::: Entries provided :::

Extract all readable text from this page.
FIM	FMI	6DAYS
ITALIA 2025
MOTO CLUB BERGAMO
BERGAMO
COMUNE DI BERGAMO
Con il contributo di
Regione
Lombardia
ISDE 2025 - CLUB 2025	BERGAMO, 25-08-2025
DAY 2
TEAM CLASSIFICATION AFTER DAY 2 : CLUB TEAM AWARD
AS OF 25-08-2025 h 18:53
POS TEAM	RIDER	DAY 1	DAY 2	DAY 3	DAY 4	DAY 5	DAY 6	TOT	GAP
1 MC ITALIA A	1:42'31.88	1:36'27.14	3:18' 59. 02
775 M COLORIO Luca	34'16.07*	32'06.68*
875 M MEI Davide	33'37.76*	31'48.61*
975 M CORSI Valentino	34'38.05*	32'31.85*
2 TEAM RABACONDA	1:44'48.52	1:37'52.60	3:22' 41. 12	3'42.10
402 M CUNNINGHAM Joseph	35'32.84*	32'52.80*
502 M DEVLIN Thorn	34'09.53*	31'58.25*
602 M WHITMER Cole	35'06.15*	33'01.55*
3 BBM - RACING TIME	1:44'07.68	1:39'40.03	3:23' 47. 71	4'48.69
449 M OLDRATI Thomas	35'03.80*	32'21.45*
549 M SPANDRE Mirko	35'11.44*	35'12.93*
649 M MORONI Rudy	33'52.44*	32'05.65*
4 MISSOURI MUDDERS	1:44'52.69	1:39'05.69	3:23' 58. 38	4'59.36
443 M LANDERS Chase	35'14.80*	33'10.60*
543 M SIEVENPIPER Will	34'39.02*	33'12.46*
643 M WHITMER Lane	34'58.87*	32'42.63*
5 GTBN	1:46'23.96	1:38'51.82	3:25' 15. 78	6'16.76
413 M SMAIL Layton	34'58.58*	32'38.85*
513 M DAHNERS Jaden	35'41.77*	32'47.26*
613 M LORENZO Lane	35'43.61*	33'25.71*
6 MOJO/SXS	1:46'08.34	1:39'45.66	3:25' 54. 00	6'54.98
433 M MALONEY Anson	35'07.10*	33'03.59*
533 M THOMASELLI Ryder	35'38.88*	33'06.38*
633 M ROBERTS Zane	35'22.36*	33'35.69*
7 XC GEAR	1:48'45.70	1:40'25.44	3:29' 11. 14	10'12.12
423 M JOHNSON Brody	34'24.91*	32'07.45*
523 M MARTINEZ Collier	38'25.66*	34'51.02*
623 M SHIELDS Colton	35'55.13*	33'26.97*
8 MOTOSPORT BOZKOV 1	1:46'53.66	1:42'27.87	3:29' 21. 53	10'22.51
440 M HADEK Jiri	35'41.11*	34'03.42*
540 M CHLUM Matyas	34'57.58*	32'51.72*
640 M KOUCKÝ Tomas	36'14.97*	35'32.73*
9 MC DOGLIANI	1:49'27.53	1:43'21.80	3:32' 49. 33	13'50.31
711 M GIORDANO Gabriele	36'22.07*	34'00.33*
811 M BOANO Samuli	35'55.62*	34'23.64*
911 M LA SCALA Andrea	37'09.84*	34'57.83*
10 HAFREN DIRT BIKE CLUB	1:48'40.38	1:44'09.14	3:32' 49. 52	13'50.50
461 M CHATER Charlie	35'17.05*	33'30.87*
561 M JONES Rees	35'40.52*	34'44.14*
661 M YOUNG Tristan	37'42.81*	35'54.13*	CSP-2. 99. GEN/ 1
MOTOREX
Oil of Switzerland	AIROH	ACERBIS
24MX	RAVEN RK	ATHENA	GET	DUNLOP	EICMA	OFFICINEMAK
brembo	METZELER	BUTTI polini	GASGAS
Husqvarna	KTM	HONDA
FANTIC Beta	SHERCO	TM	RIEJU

:::

» Job: Find each line that has the word "TEAM", then copy it out.

» Response to the task:
TEAM CLASSIFICATION AFTER DAY 2 : CLUB TEAM AWARD
POS TEAM	RIDER	DAY 1	DAY 2	DAY 3	DAY 4	DAY 5	DAY 6	TOT	GAP
2 TEAM RABACONDA	1:44'48.52	1:37'52.60	3:22' 41. 12	3'42.10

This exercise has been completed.